■ **What to produce**:
Take from the listing each line that has the string "está".

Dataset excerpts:
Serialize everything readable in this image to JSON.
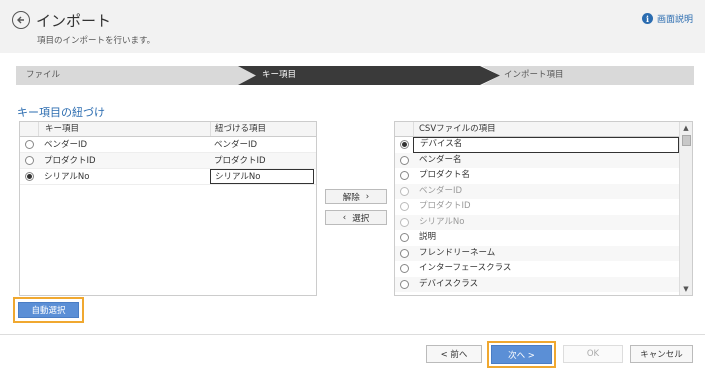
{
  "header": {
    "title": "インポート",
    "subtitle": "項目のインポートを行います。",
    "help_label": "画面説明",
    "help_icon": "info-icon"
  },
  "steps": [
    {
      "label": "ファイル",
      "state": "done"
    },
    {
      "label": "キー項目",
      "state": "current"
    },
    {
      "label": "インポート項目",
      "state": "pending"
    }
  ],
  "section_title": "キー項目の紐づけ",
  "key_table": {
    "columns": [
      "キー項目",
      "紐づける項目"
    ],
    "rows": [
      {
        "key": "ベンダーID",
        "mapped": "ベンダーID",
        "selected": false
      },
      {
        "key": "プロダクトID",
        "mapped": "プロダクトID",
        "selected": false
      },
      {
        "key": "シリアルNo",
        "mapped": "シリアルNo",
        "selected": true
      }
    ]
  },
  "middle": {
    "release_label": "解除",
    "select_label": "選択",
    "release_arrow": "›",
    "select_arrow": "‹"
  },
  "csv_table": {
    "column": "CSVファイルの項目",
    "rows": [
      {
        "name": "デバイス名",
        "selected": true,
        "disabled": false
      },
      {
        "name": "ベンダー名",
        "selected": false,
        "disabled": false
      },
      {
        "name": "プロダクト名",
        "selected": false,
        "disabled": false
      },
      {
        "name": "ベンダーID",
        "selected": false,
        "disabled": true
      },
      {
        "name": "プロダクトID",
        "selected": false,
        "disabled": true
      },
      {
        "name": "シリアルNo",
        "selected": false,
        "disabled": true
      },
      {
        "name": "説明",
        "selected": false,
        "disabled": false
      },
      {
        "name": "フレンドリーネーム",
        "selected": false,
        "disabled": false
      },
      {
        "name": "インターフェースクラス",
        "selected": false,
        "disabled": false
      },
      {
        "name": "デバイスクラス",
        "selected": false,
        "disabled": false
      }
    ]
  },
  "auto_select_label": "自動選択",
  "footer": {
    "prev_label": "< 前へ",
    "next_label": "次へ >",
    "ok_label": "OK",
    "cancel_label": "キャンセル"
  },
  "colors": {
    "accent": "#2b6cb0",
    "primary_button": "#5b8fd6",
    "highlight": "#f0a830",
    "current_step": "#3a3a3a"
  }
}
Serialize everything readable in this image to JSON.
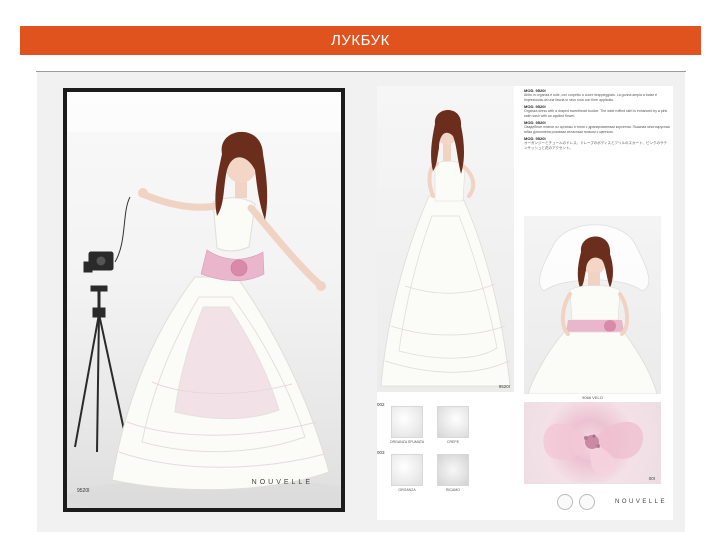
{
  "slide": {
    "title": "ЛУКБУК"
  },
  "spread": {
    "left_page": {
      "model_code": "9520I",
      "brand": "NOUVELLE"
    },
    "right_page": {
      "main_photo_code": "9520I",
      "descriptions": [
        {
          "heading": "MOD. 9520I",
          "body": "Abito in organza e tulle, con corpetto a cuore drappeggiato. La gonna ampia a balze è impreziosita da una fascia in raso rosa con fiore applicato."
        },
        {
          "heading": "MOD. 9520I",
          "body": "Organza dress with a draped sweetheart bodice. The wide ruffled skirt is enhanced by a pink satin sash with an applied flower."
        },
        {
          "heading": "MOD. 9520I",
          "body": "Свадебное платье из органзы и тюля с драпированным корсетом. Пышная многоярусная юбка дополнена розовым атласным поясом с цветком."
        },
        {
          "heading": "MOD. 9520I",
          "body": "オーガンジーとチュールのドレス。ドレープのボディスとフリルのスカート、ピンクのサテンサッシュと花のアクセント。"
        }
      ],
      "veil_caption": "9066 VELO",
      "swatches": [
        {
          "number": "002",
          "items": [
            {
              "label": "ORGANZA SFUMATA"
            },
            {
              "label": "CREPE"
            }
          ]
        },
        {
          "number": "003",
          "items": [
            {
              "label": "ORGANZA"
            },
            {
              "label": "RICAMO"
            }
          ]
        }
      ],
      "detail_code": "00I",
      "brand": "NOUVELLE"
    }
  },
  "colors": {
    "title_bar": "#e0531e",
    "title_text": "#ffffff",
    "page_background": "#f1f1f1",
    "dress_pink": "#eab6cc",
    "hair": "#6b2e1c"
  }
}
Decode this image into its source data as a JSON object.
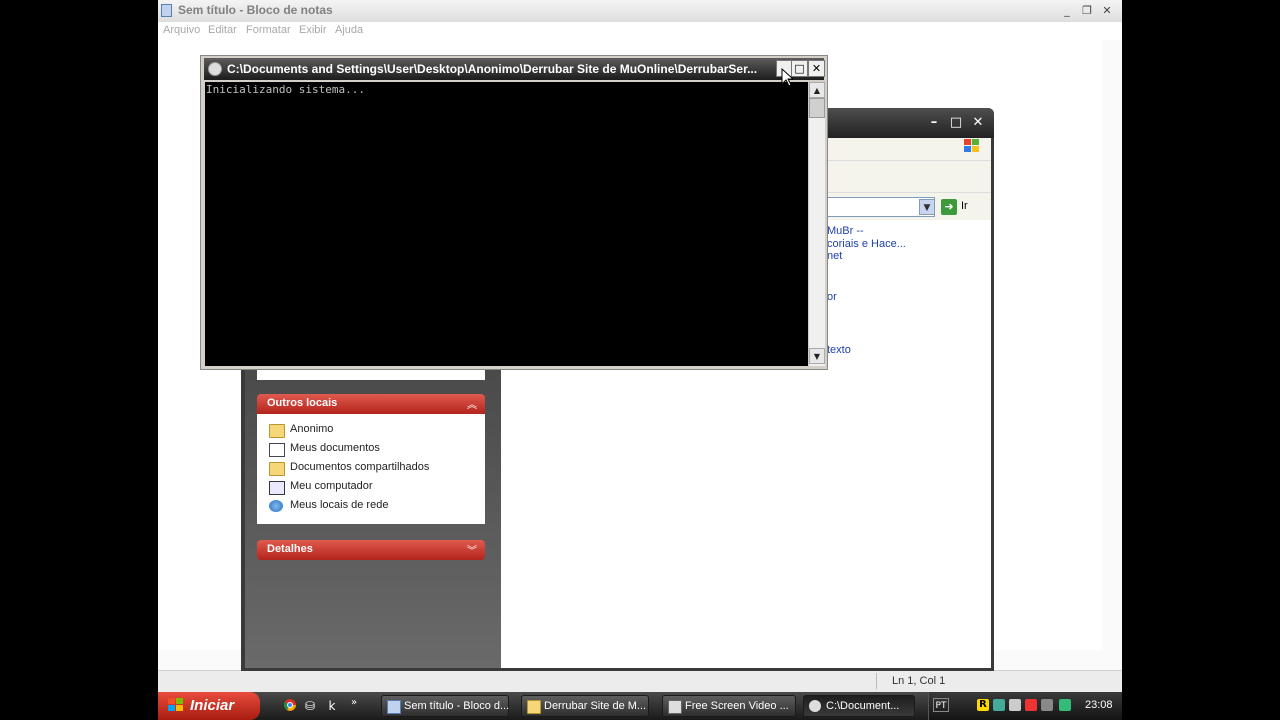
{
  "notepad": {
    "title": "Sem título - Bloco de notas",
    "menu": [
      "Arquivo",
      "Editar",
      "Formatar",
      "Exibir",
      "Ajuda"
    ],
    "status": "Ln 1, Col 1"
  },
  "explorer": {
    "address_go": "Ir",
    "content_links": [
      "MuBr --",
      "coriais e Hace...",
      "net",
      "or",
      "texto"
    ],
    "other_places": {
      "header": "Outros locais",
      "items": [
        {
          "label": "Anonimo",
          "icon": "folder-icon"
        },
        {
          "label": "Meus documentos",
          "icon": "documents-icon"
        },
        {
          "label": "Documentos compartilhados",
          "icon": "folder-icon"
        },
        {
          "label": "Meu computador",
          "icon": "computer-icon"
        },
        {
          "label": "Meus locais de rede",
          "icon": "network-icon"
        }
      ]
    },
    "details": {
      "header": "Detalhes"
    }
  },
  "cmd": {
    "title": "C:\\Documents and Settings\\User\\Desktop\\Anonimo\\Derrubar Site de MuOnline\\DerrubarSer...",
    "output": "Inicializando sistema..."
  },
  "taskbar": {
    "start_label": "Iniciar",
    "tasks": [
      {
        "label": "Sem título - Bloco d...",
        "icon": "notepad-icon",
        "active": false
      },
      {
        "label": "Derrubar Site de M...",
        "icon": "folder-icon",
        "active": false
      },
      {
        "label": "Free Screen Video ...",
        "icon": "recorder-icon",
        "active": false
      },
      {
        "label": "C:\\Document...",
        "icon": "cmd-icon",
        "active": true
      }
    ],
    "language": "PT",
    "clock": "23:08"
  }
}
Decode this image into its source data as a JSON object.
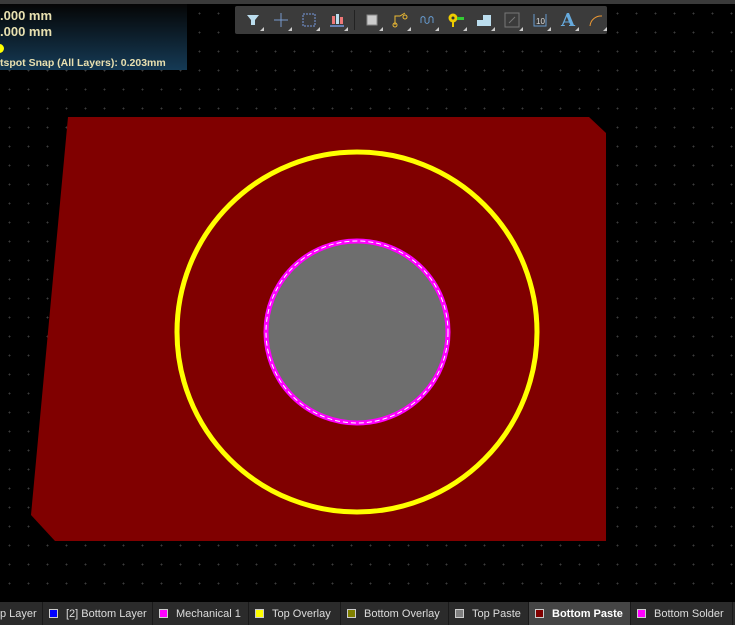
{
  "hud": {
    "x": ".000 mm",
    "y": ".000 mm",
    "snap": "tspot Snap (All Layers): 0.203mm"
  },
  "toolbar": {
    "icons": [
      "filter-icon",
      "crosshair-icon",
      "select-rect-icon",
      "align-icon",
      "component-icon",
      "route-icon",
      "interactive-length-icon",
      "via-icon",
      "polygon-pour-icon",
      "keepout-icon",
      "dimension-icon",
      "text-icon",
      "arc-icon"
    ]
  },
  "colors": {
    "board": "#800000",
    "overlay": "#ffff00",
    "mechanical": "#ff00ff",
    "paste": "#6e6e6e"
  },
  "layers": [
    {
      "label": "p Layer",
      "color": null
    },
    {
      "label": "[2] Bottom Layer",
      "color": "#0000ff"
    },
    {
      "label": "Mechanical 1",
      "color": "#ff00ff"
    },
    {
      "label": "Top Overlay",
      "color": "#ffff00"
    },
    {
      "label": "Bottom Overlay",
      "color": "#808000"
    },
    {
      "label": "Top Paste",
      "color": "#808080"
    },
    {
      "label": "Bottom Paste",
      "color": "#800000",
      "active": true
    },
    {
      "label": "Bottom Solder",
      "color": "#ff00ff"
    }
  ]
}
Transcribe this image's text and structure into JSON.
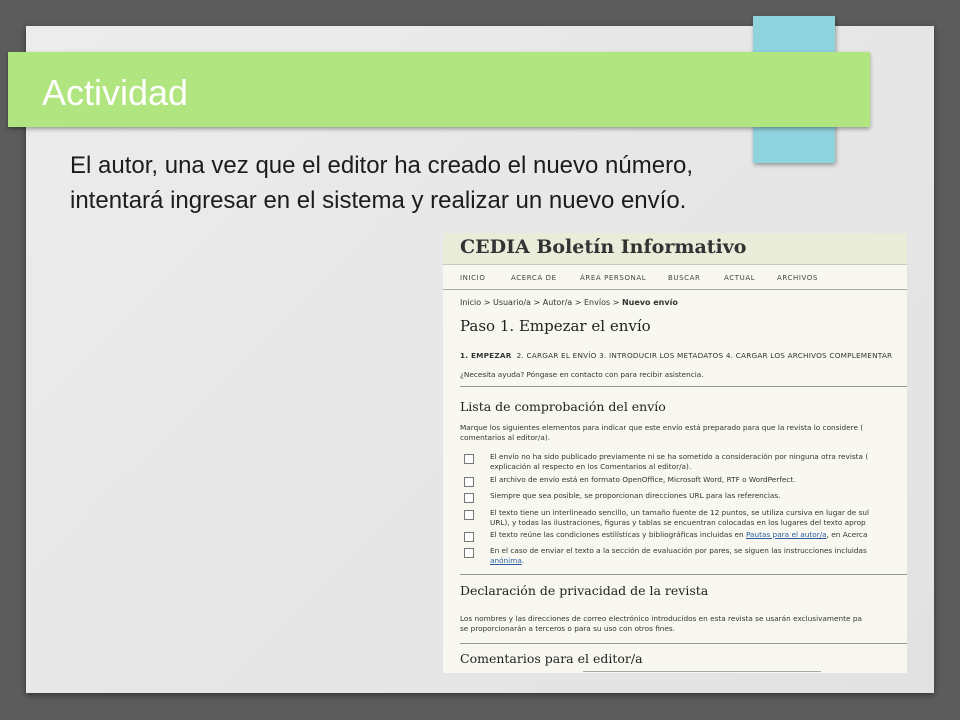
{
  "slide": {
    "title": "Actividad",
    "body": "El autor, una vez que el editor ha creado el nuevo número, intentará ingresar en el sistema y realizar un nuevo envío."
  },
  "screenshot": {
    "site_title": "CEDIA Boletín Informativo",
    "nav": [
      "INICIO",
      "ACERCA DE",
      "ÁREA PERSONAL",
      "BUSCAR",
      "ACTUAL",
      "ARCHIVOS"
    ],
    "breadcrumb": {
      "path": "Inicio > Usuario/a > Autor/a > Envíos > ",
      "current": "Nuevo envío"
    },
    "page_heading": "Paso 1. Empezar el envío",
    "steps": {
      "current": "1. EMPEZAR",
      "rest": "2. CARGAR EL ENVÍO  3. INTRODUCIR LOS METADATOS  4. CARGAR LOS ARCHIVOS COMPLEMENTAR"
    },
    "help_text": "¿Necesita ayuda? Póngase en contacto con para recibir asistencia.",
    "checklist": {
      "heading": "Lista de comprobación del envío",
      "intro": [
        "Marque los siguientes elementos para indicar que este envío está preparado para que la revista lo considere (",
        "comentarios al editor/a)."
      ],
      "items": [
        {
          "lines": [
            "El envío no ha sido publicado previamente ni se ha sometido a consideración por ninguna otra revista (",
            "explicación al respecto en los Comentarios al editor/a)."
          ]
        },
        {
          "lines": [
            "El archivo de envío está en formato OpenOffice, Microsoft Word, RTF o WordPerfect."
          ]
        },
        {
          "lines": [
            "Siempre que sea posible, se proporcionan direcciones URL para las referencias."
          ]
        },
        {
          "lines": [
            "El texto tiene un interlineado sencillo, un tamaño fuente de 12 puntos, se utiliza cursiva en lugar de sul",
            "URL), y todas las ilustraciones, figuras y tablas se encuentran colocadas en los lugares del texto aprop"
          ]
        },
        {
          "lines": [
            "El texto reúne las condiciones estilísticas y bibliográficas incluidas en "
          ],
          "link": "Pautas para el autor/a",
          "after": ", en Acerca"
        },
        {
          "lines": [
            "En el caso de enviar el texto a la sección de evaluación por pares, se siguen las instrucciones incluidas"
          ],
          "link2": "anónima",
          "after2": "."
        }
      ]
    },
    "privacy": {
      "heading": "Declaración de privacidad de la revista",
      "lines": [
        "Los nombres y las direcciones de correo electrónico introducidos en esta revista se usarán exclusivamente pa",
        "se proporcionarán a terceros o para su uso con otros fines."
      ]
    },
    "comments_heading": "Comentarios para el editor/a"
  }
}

■ **Result of this task**:
        "Marque los siguientes elementos para indicar que este envío está preparado para que la revista lo considere (",
            "El archivo de envío está en formato OpenOffice, Microsoft Word, RTF o WordPerfect."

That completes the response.